YOUR TASK:
Every line below is to be copied exactly, with the pictures left out.
::: DATASET RECORDS
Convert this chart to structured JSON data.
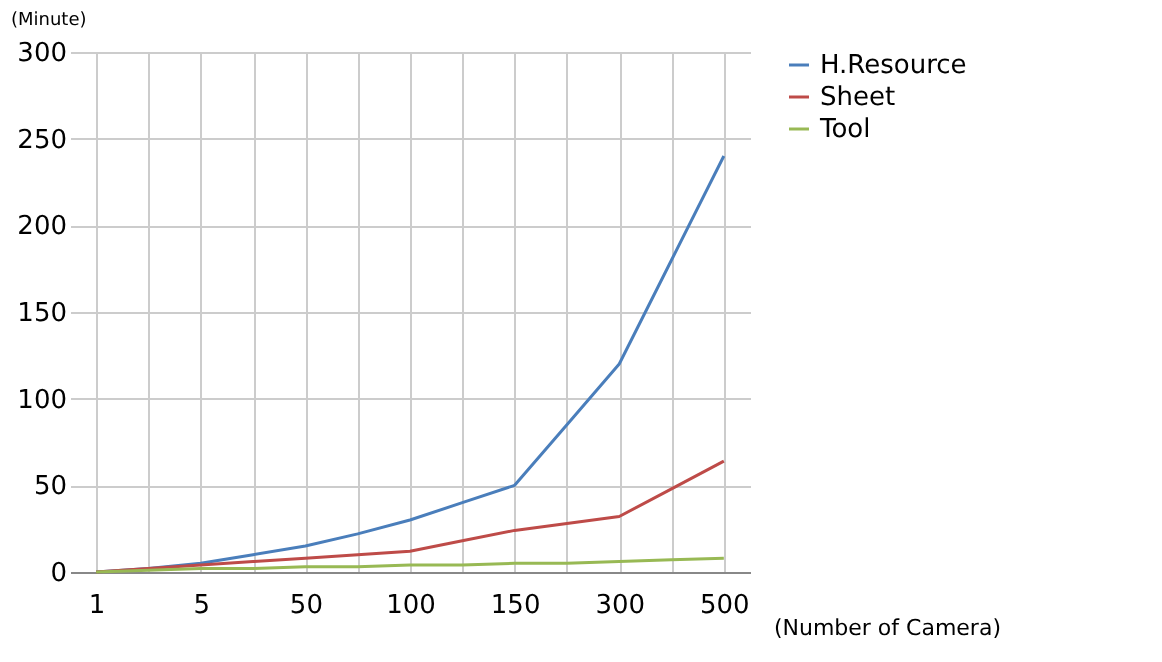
{
  "chart_data": {
    "type": "line",
    "ylabel": "(Minute)",
    "xlabel": "(Number of Camera)",
    "categories": [
      "1",
      null,
      "5",
      null,
      "50",
      null,
      "100",
      null,
      "150",
      null,
      "300",
      null,
      "500"
    ],
    "series": [
      {
        "name": "H.Resource",
        "color": "#4a7ebb",
        "values": [
          0,
          2,
          5,
          10,
          15,
          22,
          30,
          40,
          50,
          85,
          120,
          180,
          240
        ]
      },
      {
        "name": "Sheet",
        "color": "#be4b48",
        "values": [
          0,
          2,
          4,
          6,
          8,
          10,
          12,
          18,
          24,
          28,
          32,
          48,
          64
        ]
      },
      {
        "name": "Tool",
        "color": "#98b954",
        "values": [
          0,
          1,
          2,
          2,
          3,
          3,
          4,
          4,
          5,
          5,
          6,
          7,
          8
        ]
      }
    ],
    "ylim": [
      0,
      300
    ],
    "yticks": [
      0,
      50,
      100,
      150,
      200,
      250,
      300
    ],
    "grid": true,
    "legend": "right",
    "marker": "none",
    "line_style": "solid"
  }
}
::::::
THE RESULT:
Convert this chart to structured JSON data.
{
  "chart_data": {
    "type": "line",
    "ylabel": "(Minute)",
    "xlabel": "(Number of Camera)",
    "categories": [
      "1",
      null,
      "5",
      null,
      "50",
      null,
      "100",
      null,
      "150",
      null,
      "300",
      null,
      "500"
    ],
    "series": [
      {
        "name": "H.Resource",
        "color": "#4a7ebb",
        "values": [
          0,
          2,
          5,
          10,
          15,
          22,
          30,
          40,
          50,
          85,
          120,
          180,
          240
        ]
      },
      {
        "name": "Sheet",
        "color": "#be4b48",
        "values": [
          0,
          2,
          4,
          6,
          8,
          10,
          12,
          18,
          24,
          28,
          32,
          48,
          64
        ]
      },
      {
        "name": "Tool",
        "color": "#98b954",
        "values": [
          0,
          1,
          2,
          2,
          3,
          3,
          4,
          4,
          5,
          5,
          6,
          7,
          8
        ]
      }
    ],
    "ylim": [
      0,
      300
    ],
    "yticks": [
      0,
      50,
      100,
      150,
      200,
      250,
      300
    ],
    "grid": true,
    "legend": "right",
    "marker": "none",
    "line_style": "solid"
  }
}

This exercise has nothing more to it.